[PROVIDED DATA]:
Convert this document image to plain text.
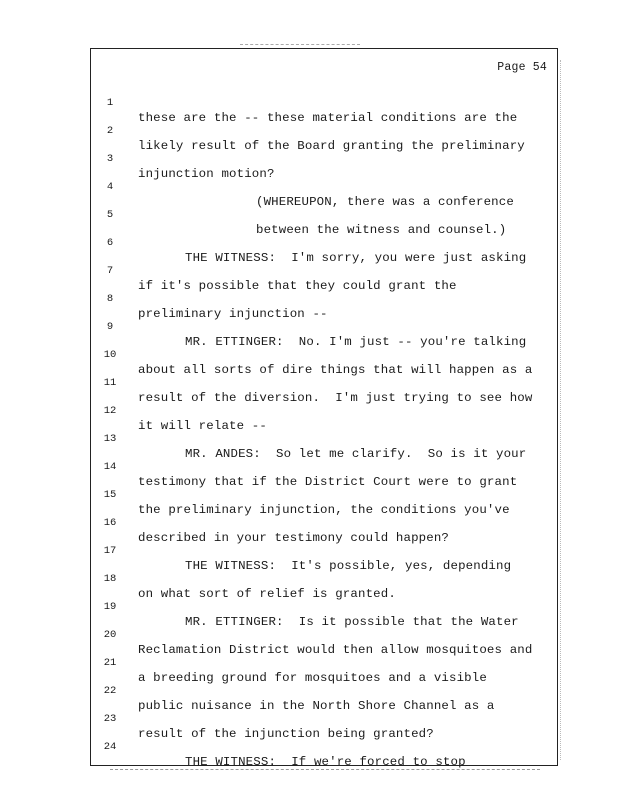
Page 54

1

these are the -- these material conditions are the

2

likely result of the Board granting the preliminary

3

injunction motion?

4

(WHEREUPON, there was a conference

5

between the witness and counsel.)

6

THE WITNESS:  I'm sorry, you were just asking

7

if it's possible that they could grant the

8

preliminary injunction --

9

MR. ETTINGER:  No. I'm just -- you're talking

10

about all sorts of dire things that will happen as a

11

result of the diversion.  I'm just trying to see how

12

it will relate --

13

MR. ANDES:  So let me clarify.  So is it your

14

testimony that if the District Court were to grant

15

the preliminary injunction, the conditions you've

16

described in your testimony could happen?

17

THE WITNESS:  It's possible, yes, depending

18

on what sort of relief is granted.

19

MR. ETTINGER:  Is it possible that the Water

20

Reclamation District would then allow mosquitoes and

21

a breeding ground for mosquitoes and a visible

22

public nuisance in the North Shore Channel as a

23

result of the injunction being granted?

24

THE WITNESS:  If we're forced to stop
* * *
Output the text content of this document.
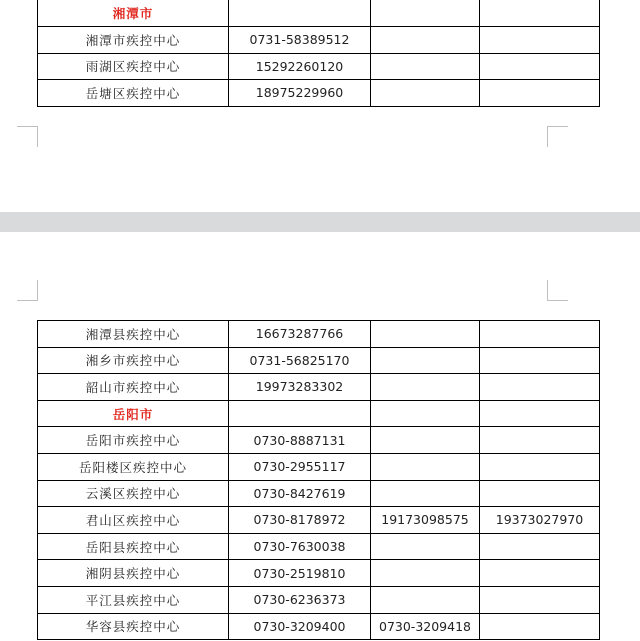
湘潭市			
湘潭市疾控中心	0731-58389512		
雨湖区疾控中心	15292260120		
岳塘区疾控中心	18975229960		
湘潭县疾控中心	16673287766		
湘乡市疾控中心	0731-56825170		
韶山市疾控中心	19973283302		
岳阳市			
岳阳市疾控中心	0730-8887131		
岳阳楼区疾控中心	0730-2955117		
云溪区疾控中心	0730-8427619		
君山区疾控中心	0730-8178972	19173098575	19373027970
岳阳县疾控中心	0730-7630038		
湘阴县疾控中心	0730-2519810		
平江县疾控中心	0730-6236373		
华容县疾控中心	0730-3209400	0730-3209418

[EXERCISE DETAILS]: Scan the material above. Copy each line that holds the word "text".

[RESULT]:
Convert this document image to plain text.
Output the text content of this document.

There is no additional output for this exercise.